▶ TASK GOAL
Omit the images. Copy each entry word for word.

▶ PROVIDED RECORDS
◇ ◇ ◇ ◇

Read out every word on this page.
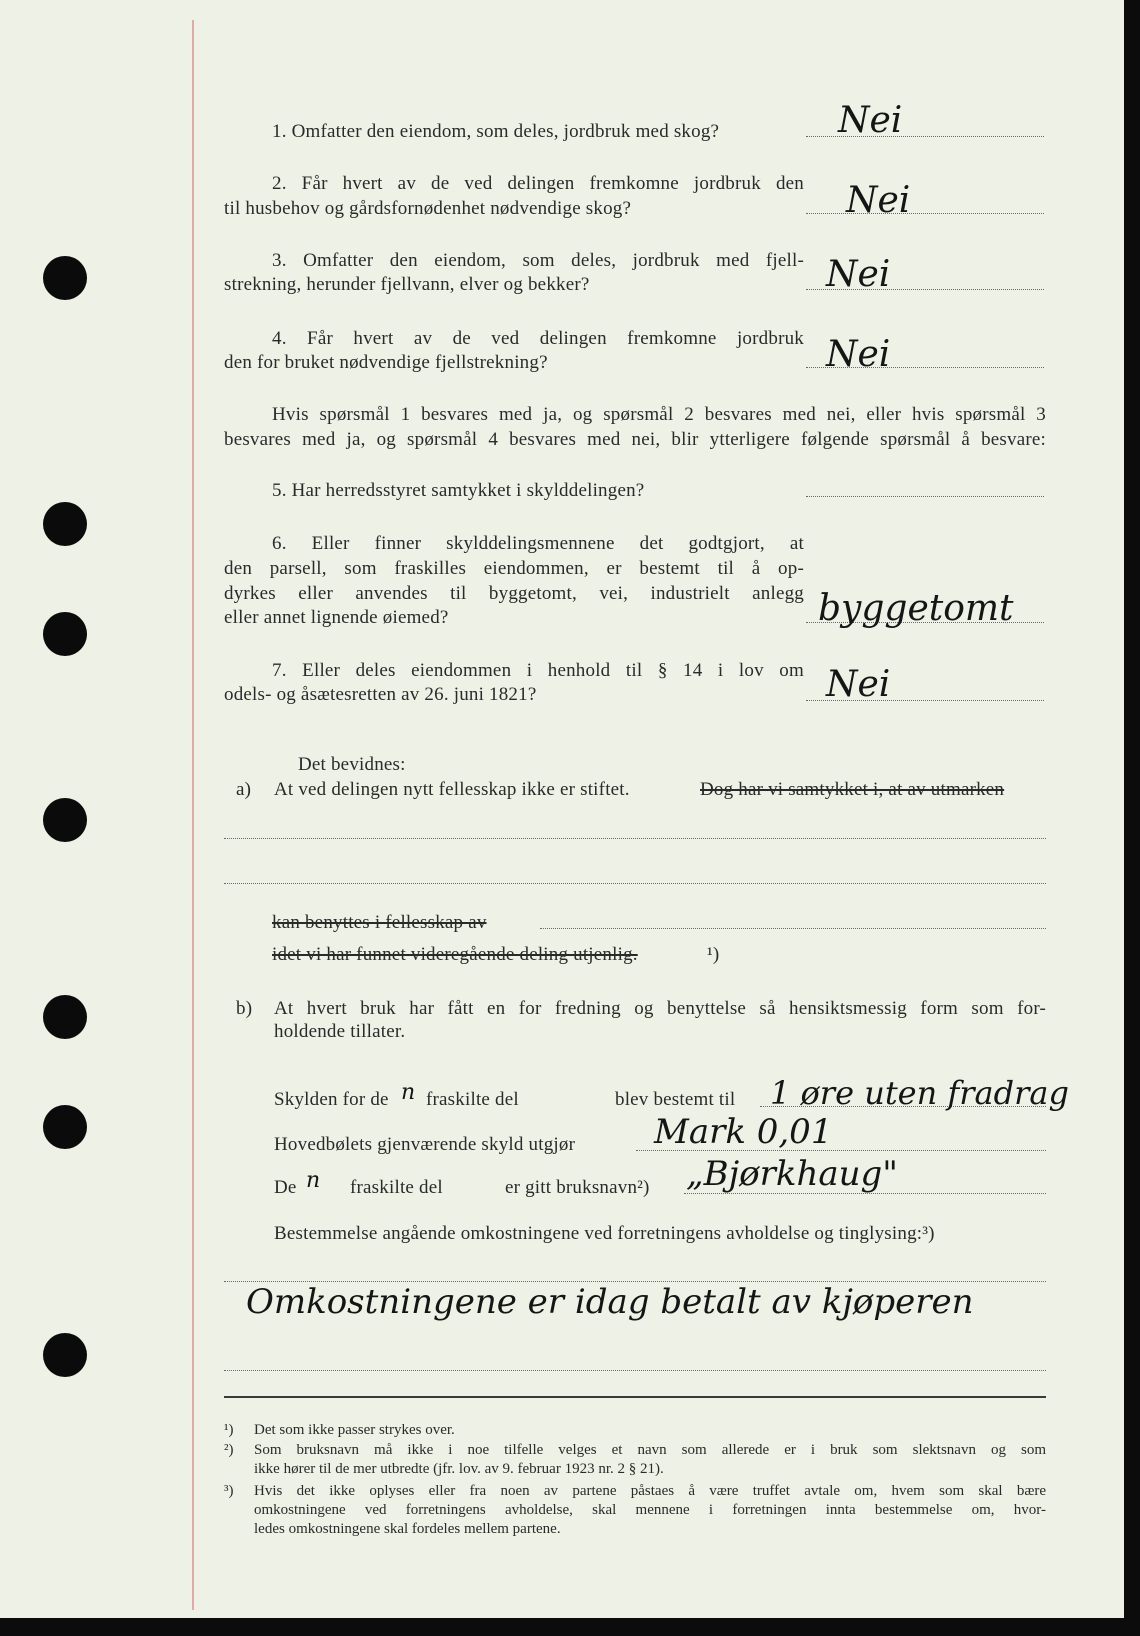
1. Omfatter den eiendom, som deles, jordbruk med skog?	Nei
2. Får hvert av de ved delingen fremkomne jordbruk den
til husbehov og gårdsfornødenhet nødvendige skog?	Nei
3. Omfatter den eiendom, som deles, jordbruk med fjell-
strekning, herunder fjellvann, elver og bekker?	Nei
4. Får hvert av de ved delingen fremkomne jordbruk
den for bruket nødvendige fjellstrekning?	Nei
Hvis spørsmål 1 besvares med ja, og spørsmål 2 besvares med nei, eller hvis spørsmål 3
besvares med ja, og spørsmål 4 besvares med nei, blir ytterligere følgende spørsmål å besvare:
5. Har herredsstyret samtykket i skylddelingen?
6. Eller finner skylddelingsmennene det godtgjort, at
den parsell, som fraskilles eiendommen, er bestemt til å op-
dyrkes eller anvendes til byggetomt, vei, industrielt anlegg
eller annet lignende øiemed?	byggetomt
7. Eller deles eiendommen i henhold til § 14 i lov om
odels- og åsætesretten av 26. juni 1821?	Nei
Det bevidnes:
a) At ved delingen nytt fellesskap ikke er stiftet.	Dog har vi samtykket i, at av utmarken
kan benyttes i fellesskap av
idet vi har funnet videregående deling utjenlig.	¹)
b) At hvert bruk har fått en for fredning og benyttelse så hensiktsmessig form som for-
holdende tillater.
Skylden for de n fraskilte del	blev bestemt til 1 øre uten fradrag
Hovedbølets gjenværende skyld utgjør Mark 0,01
De n fraskilte del	er gitt bruksnavn²) „Bjørkhaug"
Bestemmelse angående omkostningene ved forretningens avholdelse og tinglysing:³)
Omkostningene er idag betalt av kjøperen
¹) Det som ikke passer strykes over.
²) Som bruksnavn må ikke i noe tilfelle velges et navn som allerede er i bruk som slektsnavn og som
ikke hører til de mer utbredte (jfr. lov. av 9. februar 1923 nr. 2 § 21).
³) Hvis det ikke oplyses eller fra noen av partene påstaes å være truffet avtale om, hvem som skal bære
omkostningene ved forretningens avholdelse, skal mennene i forretningen innta bestemmelse om, hvor-
ledes omkostningene skal fordeles mellem partene.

◇ ◇ ◇ ◇

▶ EXERCISE RESULT
Read out every word on this page.
1. Omfatter den eiendom, som deles, jordbruk med skog?	Nei
2. Får hvert av de ved delingen fremkomne jordbruk den
til husbehov og gårdsfornødenhet nødvendige skog?	Nei
3. Omfatter den eiendom, som deles, jordbruk med fjell-
strekning, herunder fjellvann, elver og bekker?	Nei
4. Får hvert av de ved delingen fremkomne jordbruk
den for bruket nødvendige fjellstrekning?	Nei
Hvis spørsmål 1 besvares med ja, og spørsmål 2 besvares med nei, eller hvis spørsmål 3
besvares med ja, og spørsmål 4 besvares med nei, blir ytterligere følgende spørsmål å besvare:
5. Har herredsstyret samtykket i skylddelingen?
6. Eller finner skylddelingsmennene det godtgjort, at
den parsell, som fraskilles eiendommen, er bestemt til å op-
dyrkes eller anvendes til byggetomt, vei, industrielt anlegg
eller annet lignende øiemed?	byggetomt
7. Eller deles eiendommen i henhold til § 14 i lov om
odels- og åsætesretten av 26. juni 1821?	Nei
Det bevidnes:
a) At ved delingen nytt fellesskap ikke er stiftet.	Dog har vi samtykket i, at av utmarken
kan benyttes i fellesskap av
idet vi har funnet videregående deling utjenlig.	¹)
b) At hvert bruk har fått en for fredning og benyttelse så hensiktsmessig form som for-
holdende tillater.
Skylden for de n fraskilte del	blev bestemt til 1 øre uten fradrag
Hovedbølets gjenværende skyld utgjør Mark 0,01
De n fraskilte del	er gitt bruksnavn²) „Bjørkhaug"
Bestemmelse angående omkostningene ved forretningens avholdelse og tinglysing:³)
Omkostningene er idag betalt av kjøperen
¹) Det som ikke passer strykes over.
²) Som bruksnavn må ikke i noe tilfelle velges et navn som allerede er i bruk som slektsnavn og som
ikke hører til de mer utbredte (jfr. lov. av 9. februar 1923 nr. 2 § 21).
³) Hvis det ikke oplyses eller fra noen av partene påstaes å være truffet avtale om, hvem som skal bære
omkostningene ved forretningens avholdelse, skal mennene i forretningen innta bestemmelse om, hvor-
ledes omkostningene skal fordeles mellem partene.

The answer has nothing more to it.